**SHORT PROBLEM**
List each line of the data in which the string "создавать" appears.
===== PROVIDED ENTRIES =====
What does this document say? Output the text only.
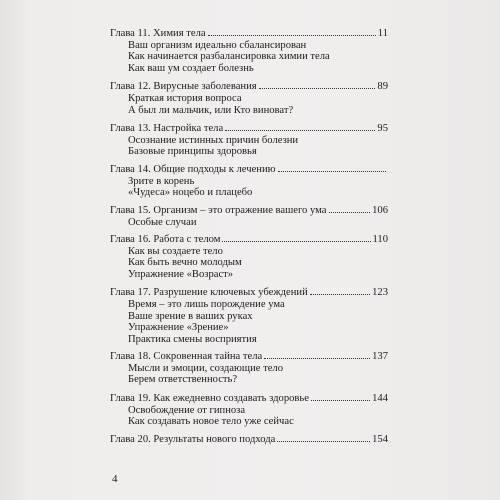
Глава 11. Химия тела	11
Ваш организм идеально сбалансирован
Как начинается разбалансировка химии тела
Как ваш ум создает болезнь
Глава 12. Вирусные заболевания	89
Краткая история вопроса
А был ли мальчик, или Кто виноват?
Глава 13. Настройка тела	95
Осознание истинных причин болезни
Базовые принципы здоровья
Глава 14. Общие подходы к лечению
Зрите в корень
«Чудеса» ноцебо и плацебо
Глава 15. Организм – это отражение вашего ума	106
Особые случаи
Глава 16. Работа с телом	110
Как вы создаете тело
Как быть вечно молодым
Упражнение «Возраст»
Глава 17. Разрушение ключевых убеждений	123
Время – это лишь порождение ума
Ваше зрение в ваших руках
Упражнение «Зрение»
Практика смены восприятия
Глава 18. Сокровенная тайна тела	137
Мысли и эмоции, создающие тело
Берем ответственность?
Глава 19. Как ежедневно создавать здоровье	144
Освобождение от гипноза
Как создавать новое тело уже сейчас
Глава 20. Результаты нового подхода	154
4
=====
**RESPONSE BELOW**
Глава 19. Как ежедневно создавать здоровье	144
Как создавать новое тело уже сейчас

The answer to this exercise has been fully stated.